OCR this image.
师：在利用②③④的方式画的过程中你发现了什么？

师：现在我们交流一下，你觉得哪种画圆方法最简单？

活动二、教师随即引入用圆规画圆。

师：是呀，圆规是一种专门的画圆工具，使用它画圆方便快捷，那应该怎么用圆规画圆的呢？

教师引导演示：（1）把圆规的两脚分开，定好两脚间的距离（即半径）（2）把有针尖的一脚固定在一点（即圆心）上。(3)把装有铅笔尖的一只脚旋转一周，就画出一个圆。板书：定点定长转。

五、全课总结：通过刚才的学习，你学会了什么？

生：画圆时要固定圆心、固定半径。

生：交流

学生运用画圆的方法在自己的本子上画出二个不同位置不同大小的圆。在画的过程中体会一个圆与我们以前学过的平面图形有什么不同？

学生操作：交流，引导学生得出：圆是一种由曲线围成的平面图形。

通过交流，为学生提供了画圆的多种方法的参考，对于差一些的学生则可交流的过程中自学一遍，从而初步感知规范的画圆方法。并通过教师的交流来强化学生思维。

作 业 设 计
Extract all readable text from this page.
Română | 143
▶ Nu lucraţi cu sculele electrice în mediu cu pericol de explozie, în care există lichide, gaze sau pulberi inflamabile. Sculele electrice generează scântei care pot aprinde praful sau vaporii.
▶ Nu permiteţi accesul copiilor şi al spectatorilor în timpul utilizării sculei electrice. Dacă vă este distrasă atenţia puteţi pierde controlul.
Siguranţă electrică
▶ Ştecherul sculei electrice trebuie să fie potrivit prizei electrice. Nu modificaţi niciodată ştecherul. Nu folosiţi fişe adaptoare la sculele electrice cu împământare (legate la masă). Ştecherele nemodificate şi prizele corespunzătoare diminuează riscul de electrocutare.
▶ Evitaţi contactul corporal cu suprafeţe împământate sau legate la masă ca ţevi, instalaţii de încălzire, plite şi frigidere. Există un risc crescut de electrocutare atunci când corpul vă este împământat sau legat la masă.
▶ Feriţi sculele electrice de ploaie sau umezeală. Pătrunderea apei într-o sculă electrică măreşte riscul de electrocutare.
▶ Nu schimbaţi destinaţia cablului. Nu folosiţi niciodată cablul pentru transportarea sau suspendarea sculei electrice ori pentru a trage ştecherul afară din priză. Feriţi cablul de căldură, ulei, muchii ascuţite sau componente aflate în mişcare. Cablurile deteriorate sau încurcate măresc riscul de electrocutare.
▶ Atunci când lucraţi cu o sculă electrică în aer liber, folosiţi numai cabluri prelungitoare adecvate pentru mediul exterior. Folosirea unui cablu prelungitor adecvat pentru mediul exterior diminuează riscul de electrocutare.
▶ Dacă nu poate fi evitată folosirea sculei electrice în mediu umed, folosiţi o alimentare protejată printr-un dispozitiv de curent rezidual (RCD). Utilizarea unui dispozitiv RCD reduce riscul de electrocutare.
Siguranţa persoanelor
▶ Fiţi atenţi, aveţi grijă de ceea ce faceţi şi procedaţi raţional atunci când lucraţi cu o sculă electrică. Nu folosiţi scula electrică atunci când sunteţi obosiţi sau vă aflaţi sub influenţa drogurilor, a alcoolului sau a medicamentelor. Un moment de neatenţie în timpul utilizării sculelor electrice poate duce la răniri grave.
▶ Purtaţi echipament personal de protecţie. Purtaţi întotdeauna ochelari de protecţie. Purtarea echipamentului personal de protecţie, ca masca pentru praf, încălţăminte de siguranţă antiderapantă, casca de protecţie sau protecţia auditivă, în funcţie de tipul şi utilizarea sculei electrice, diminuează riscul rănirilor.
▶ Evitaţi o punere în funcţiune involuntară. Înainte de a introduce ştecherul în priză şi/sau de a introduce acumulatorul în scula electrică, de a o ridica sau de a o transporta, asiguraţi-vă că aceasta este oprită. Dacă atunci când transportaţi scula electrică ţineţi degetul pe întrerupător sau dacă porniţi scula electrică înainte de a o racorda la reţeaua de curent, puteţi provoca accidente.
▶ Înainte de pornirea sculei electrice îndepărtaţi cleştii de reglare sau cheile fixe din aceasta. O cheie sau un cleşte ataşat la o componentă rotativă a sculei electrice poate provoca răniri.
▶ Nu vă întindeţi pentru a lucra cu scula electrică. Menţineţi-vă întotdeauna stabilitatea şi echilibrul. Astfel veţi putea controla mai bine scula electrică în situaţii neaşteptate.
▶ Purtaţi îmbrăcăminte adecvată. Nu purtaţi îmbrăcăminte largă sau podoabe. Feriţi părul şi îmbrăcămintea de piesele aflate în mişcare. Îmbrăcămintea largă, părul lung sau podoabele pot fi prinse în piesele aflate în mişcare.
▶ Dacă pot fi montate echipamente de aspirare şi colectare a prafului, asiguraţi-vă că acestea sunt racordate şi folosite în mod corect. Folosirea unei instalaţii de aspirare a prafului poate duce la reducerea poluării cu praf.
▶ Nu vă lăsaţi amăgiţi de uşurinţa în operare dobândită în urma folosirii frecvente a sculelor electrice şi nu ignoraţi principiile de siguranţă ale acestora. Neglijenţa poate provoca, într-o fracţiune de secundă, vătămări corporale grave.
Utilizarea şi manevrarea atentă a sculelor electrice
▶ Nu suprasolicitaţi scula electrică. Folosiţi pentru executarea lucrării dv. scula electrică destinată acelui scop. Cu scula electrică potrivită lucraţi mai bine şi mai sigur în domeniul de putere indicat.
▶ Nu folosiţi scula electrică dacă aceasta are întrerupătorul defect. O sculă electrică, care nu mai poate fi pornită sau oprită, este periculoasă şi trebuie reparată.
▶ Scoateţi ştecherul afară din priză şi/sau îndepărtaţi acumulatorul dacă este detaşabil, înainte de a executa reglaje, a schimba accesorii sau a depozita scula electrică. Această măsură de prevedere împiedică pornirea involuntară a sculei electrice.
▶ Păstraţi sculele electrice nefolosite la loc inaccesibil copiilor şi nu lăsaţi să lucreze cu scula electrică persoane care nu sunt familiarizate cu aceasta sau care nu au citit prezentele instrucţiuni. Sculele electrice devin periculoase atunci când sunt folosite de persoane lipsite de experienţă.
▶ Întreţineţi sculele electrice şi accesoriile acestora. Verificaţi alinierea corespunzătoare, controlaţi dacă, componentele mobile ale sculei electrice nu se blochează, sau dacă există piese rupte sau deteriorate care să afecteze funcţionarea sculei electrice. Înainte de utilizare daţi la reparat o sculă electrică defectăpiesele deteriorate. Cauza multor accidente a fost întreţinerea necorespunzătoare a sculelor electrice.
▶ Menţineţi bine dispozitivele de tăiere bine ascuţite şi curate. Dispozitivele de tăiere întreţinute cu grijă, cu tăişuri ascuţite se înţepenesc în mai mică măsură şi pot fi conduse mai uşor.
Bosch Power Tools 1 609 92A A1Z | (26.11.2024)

══════════

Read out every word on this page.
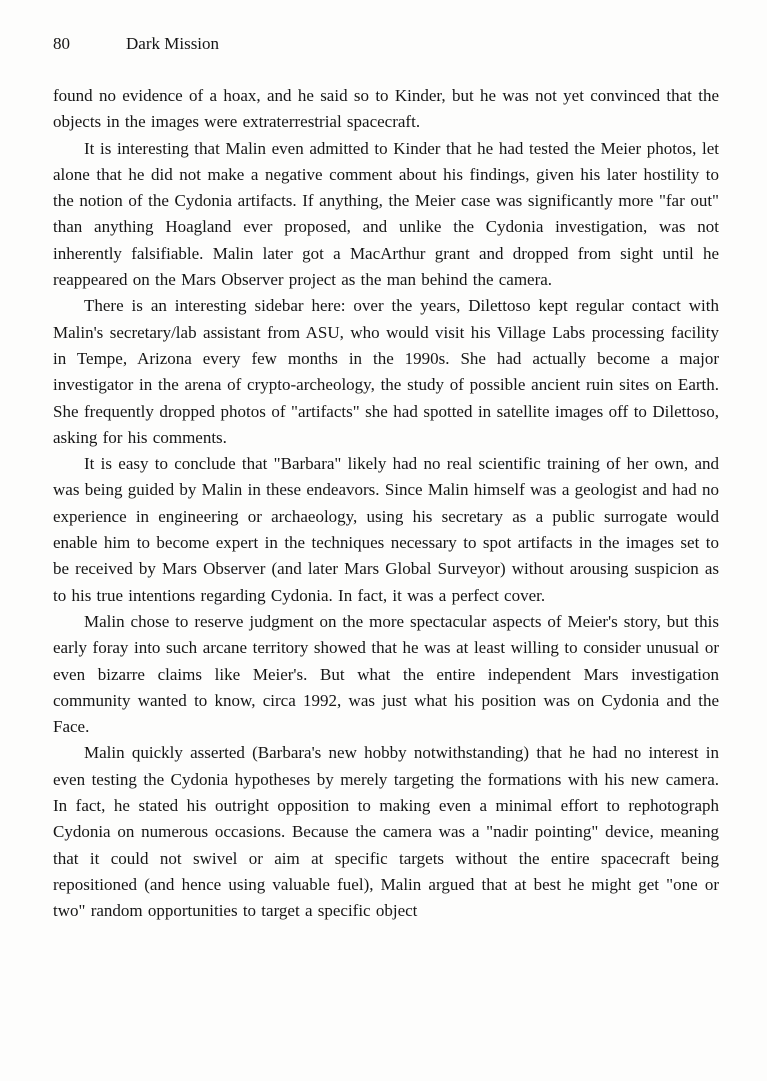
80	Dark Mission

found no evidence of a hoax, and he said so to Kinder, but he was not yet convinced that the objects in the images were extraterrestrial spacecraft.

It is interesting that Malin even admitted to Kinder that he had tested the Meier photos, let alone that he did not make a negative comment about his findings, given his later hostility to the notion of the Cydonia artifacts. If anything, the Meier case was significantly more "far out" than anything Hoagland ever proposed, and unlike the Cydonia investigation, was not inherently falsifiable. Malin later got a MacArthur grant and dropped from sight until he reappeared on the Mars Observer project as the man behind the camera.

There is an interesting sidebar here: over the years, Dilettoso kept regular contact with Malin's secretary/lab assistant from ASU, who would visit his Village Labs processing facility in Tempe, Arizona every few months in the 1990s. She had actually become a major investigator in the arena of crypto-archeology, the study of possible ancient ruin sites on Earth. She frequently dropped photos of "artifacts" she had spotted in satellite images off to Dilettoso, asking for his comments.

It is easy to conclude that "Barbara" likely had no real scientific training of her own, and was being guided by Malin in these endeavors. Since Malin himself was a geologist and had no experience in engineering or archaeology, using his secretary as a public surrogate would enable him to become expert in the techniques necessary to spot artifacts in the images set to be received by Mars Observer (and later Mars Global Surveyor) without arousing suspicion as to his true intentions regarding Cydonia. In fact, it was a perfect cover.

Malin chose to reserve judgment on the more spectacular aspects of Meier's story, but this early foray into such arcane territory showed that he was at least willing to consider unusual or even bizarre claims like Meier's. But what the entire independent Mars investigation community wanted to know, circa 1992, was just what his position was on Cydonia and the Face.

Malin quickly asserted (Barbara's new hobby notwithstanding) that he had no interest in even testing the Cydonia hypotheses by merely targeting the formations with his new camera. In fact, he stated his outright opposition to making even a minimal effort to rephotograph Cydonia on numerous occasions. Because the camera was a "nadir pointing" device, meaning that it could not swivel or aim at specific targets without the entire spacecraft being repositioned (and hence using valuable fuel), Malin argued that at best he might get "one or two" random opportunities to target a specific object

══════════

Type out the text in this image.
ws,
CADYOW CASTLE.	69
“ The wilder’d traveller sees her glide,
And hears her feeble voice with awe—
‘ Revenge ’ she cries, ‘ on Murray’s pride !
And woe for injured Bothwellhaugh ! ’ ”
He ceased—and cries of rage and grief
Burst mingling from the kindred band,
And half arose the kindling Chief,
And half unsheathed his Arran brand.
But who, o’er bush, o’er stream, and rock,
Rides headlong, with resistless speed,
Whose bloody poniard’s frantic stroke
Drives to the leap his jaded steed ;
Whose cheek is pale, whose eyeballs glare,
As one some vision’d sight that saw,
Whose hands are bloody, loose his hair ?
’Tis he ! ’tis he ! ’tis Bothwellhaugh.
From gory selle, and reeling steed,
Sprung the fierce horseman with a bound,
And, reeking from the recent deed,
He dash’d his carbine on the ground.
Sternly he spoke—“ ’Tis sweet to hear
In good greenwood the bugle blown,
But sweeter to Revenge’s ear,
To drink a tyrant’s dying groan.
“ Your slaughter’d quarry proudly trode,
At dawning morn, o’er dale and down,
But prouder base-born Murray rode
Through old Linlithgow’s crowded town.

══════════

Copy out every line holding the string "half".

And half arose the kindling Chief,
And half unsheathed his Arran brand.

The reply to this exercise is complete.